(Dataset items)
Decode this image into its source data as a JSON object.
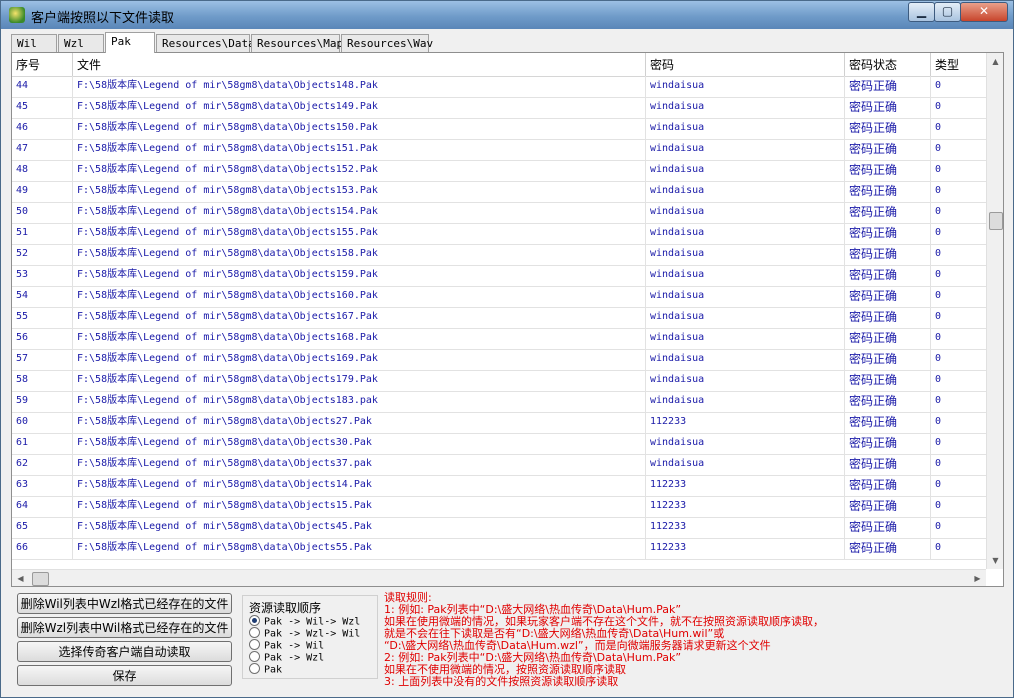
{
  "window": {
    "title": "客户端按照以下文件读取",
    "min": "▁",
    "max": "▢",
    "close": "✕"
  },
  "tabs": [
    "Wil",
    "Wzl",
    "Pak",
    "Resources\\Data",
    "Resources\\Map",
    "Resources\\Wav"
  ],
  "active_tab": "Pak",
  "table": {
    "columns": [
      "序号",
      "文件",
      "密码",
      "密码状态",
      "类型"
    ],
    "rows": [
      [
        "44",
        "F:\\58版本库\\Legend of mir\\58gm8\\data\\Objects148.Pak",
        "windaisua",
        "密码正确",
        "0"
      ],
      [
        "45",
        "F:\\58版本库\\Legend of mir\\58gm8\\data\\Objects149.Pak",
        "windaisua",
        "密码正确",
        "0"
      ],
      [
        "46",
        "F:\\58版本库\\Legend of mir\\58gm8\\data\\Objects150.Pak",
        "windaisua",
        "密码正确",
        "0"
      ],
      [
        "47",
        "F:\\58版本库\\Legend of mir\\58gm8\\data\\Objects151.Pak",
        "windaisua",
        "密码正确",
        "0"
      ],
      [
        "48",
        "F:\\58版本库\\Legend of mir\\58gm8\\data\\Objects152.Pak",
        "windaisua",
        "密码正确",
        "0"
      ],
      [
        "49",
        "F:\\58版本库\\Legend of mir\\58gm8\\data\\Objects153.Pak",
        "windaisua",
        "密码正确",
        "0"
      ],
      [
        "50",
        "F:\\58版本库\\Legend of mir\\58gm8\\data\\Objects154.Pak",
        "windaisua",
        "密码正确",
        "0"
      ],
      [
        "51",
        "F:\\58版本库\\Legend of mir\\58gm8\\data\\Objects155.Pak",
        "windaisua",
        "密码正确",
        "0"
      ],
      [
        "52",
        "F:\\58版本库\\Legend of mir\\58gm8\\data\\Objects158.Pak",
        "windaisua",
        "密码正确",
        "0"
      ],
      [
        "53",
        "F:\\58版本库\\Legend of mir\\58gm8\\data\\Objects159.Pak",
        "windaisua",
        "密码正确",
        "0"
      ],
      [
        "54",
        "F:\\58版本库\\Legend of mir\\58gm8\\data\\Objects160.Pak",
        "windaisua",
        "密码正确",
        "0"
      ],
      [
        "55",
        "F:\\58版本库\\Legend of mir\\58gm8\\data\\Objects167.Pak",
        "windaisua",
        "密码正确",
        "0"
      ],
      [
        "56",
        "F:\\58版本库\\Legend of mir\\58gm8\\data\\Objects168.Pak",
        "windaisua",
        "密码正确",
        "0"
      ],
      [
        "57",
        "F:\\58版本库\\Legend of mir\\58gm8\\data\\Objects169.Pak",
        "windaisua",
        "密码正确",
        "0"
      ],
      [
        "58",
        "F:\\58版本库\\Legend of mir\\58gm8\\data\\Objects179.Pak",
        "windaisua",
        "密码正确",
        "0"
      ],
      [
        "59",
        "F:\\58版本库\\Legend of mir\\58gm8\\data\\Objects183.pak",
        "windaisua",
        "密码正确",
        "0"
      ],
      [
        "60",
        "F:\\58版本库\\Legend of mir\\58gm8\\data\\Objects27.Pak",
        "112233",
        "密码正确",
        "0"
      ],
      [
        "61",
        "F:\\58版本库\\Legend of mir\\58gm8\\data\\Objects30.Pak",
        "windaisua",
        "密码正确",
        "0"
      ],
      [
        "62",
        "F:\\58版本库\\Legend of mir\\58gm8\\data\\Objects37.pak",
        "windaisua",
        "密码正确",
        "0"
      ],
      [
        "63",
        "F:\\58版本库\\Legend of mir\\58gm8\\data\\Objects14.Pak",
        "112233",
        "密码正确",
        "0"
      ],
      [
        "64",
        "F:\\58版本库\\Legend of mir\\58gm8\\data\\Objects15.Pak",
        "112233",
        "密码正确",
        "0"
      ],
      [
        "65",
        "F:\\58版本库\\Legend of mir\\58gm8\\data\\Objects45.Pak",
        "112233",
        "密码正确",
        "0"
      ],
      [
        "66",
        "F:\\58版本库\\Legend of mir\\58gm8\\data\\Objects55.Pak",
        "112233",
        "密码正确",
        "0"
      ]
    ]
  },
  "buttons": {
    "delete_wil": "删除Wil列表中Wzl格式已经存在的文件",
    "delete_wzl": "删除Wzl列表中Wil格式已经存在的文件",
    "select_auto": "选择传奇客户端自动读取",
    "save": "保存"
  },
  "order": {
    "title": "资源读取顺序",
    "options": [
      "Pak -> Wil-> Wzl",
      "Pak -> Wzl-> Wil",
      "Pak -> Wil",
      "Pak -> Wzl",
      "Pak"
    ],
    "selected_index": 0
  },
  "rules": [
    "读取规则:",
    "1: 例如: Pak列表中“D:\\盛大网络\\热血传奇\\Data\\Hum.Pak”",
    "    如果在使用微端的情况，如果玩家客户端不存在这个文件，就不在按照资源读取顺序读取，",
    "    就是不会在往下读取是否有“D:\\盛大网络\\热血传奇\\Data\\Hum.wil”或",
    "    “D:\\盛大网络\\热血传奇\\Data\\Hum.wzl”，而是向微端服务器请求更新这个文件",
    "2: 例如: Pak列表中“D:\\盛大网络\\热血传奇\\Data\\Hum.Pak”",
    "    如果在不使用微端的情况，按照资源读取顺序读取",
    "3: 上面列表中没有的文件按照资源读取顺序读取"
  ],
  "colors": {
    "row_text": "#1a1aa8",
    "rules_text": "#e00000"
  }
}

**Task description:** Print all entries exactly. The images do not belong in the copy.

**Task result:**
Decode this image into its source data as a JSON object.
{
  "window": {
    "title": "客户端按照以下文件读取",
    "min": "▁",
    "max": "▢",
    "close": "✕"
  },
  "tabs": [
    "Wil",
    "Wzl",
    "Pak",
    "Resources\\Data",
    "Resources\\Map",
    "Resources\\Wav"
  ],
  "active_tab": "Pak",
  "table": {
    "columns": [
      "序号",
      "文件",
      "密码",
      "密码状态",
      "类型"
    ],
    "rows": [
      [
        "44",
        "F:\\58版本库\\Legend of mir\\58gm8\\data\\Objects148.Pak",
        "windaisua",
        "密码正确",
        "0"
      ],
      [
        "45",
        "F:\\58版本库\\Legend of mir\\58gm8\\data\\Objects149.Pak",
        "windaisua",
        "密码正确",
        "0"
      ],
      [
        "46",
        "F:\\58版本库\\Legend of mir\\58gm8\\data\\Objects150.Pak",
        "windaisua",
        "密码正确",
        "0"
      ],
      [
        "47",
        "F:\\58版本库\\Legend of mir\\58gm8\\data\\Objects151.Pak",
        "windaisua",
        "密码正确",
        "0"
      ],
      [
        "48",
        "F:\\58版本库\\Legend of mir\\58gm8\\data\\Objects152.Pak",
        "windaisua",
        "密码正确",
        "0"
      ],
      [
        "49",
        "F:\\58版本库\\Legend of mir\\58gm8\\data\\Objects153.Pak",
        "windaisua",
        "密码正确",
        "0"
      ],
      [
        "50",
        "F:\\58版本库\\Legend of mir\\58gm8\\data\\Objects154.Pak",
        "windaisua",
        "密码正确",
        "0"
      ],
      [
        "51",
        "F:\\58版本库\\Legend of mir\\58gm8\\data\\Objects155.Pak",
        "windaisua",
        "密码正确",
        "0"
      ],
      [
        "52",
        "F:\\58版本库\\Legend of mir\\58gm8\\data\\Objects158.Pak",
        "windaisua",
        "密码正确",
        "0"
      ],
      [
        "53",
        "F:\\58版本库\\Legend of mir\\58gm8\\data\\Objects159.Pak",
        "windaisua",
        "密码正确",
        "0"
      ],
      [
        "54",
        "F:\\58版本库\\Legend of mir\\58gm8\\data\\Objects160.Pak",
        "windaisua",
        "密码正确",
        "0"
      ],
      [
        "55",
        "F:\\58版本库\\Legend of mir\\58gm8\\data\\Objects167.Pak",
        "windaisua",
        "密码正确",
        "0"
      ],
      [
        "56",
        "F:\\58版本库\\Legend of mir\\58gm8\\data\\Objects168.Pak",
        "windaisua",
        "密码正确",
        "0"
      ],
      [
        "57",
        "F:\\58版本库\\Legend of mir\\58gm8\\data\\Objects169.Pak",
        "windaisua",
        "密码正确",
        "0"
      ],
      [
        "58",
        "F:\\58版本库\\Legend of mir\\58gm8\\data\\Objects179.Pak",
        "windaisua",
        "密码正确",
        "0"
      ],
      [
        "59",
        "F:\\58版本库\\Legend of mir\\58gm8\\data\\Objects183.pak",
        "windaisua",
        "密码正确",
        "0"
      ],
      [
        "60",
        "F:\\58版本库\\Legend of mir\\58gm8\\data\\Objects27.Pak",
        "112233",
        "密码正确",
        "0"
      ],
      [
        "61",
        "F:\\58版本库\\Legend of mir\\58gm8\\data\\Objects30.Pak",
        "windaisua",
        "密码正确",
        "0"
      ],
      [
        "62",
        "F:\\58版本库\\Legend of mir\\58gm8\\data\\Objects37.pak",
        "windaisua",
        "密码正确",
        "0"
      ],
      [
        "63",
        "F:\\58版本库\\Legend of mir\\58gm8\\data\\Objects14.Pak",
        "112233",
        "密码正确",
        "0"
      ],
      [
        "64",
        "F:\\58版本库\\Legend of mir\\58gm8\\data\\Objects15.Pak",
        "112233",
        "密码正确",
        "0"
      ],
      [
        "65",
        "F:\\58版本库\\Legend of mir\\58gm8\\data\\Objects45.Pak",
        "112233",
        "密码正确",
        "0"
      ],
      [
        "66",
        "F:\\58版本库\\Legend of mir\\58gm8\\data\\Objects55.Pak",
        "112233",
        "密码正确",
        "0"
      ]
    ]
  },
  "buttons": {
    "delete_wil": "删除Wil列表中Wzl格式已经存在的文件",
    "delete_wzl": "删除Wzl列表中Wil格式已经存在的文件",
    "select_auto": "选择传奇客户端自动读取",
    "save": "保存"
  },
  "order": {
    "title": "资源读取顺序",
    "options": [
      "Pak -> Wil-> Wzl",
      "Pak -> Wzl-> Wil",
      "Pak -> Wil",
      "Pak -> Wzl",
      "Pak"
    ],
    "selected_index": 0
  },
  "rules": [
    "读取规则:",
    "1: 例如: Pak列表中“D:\\盛大网络\\热血传奇\\Data\\Hum.Pak”",
    "    如果在使用微端的情况，如果玩家客户端不存在这个文件，就不在按照资源读取顺序读取，",
    "    就是不会在往下读取是否有“D:\\盛大网络\\热血传奇\\Data\\Hum.wil”或",
    "    “D:\\盛大网络\\热血传奇\\Data\\Hum.wzl”，而是向微端服务器请求更新这个文件",
    "2: 例如: Pak列表中“D:\\盛大网络\\热血传奇\\Data\\Hum.Pak”",
    "    如果在不使用微端的情况，按照资源读取顺序读取",
    "3: 上面列表中没有的文件按照资源读取顺序读取"
  ],
  "colors": {
    "row_text": "#1a1aa8",
    "rules_text": "#e00000"
  }
}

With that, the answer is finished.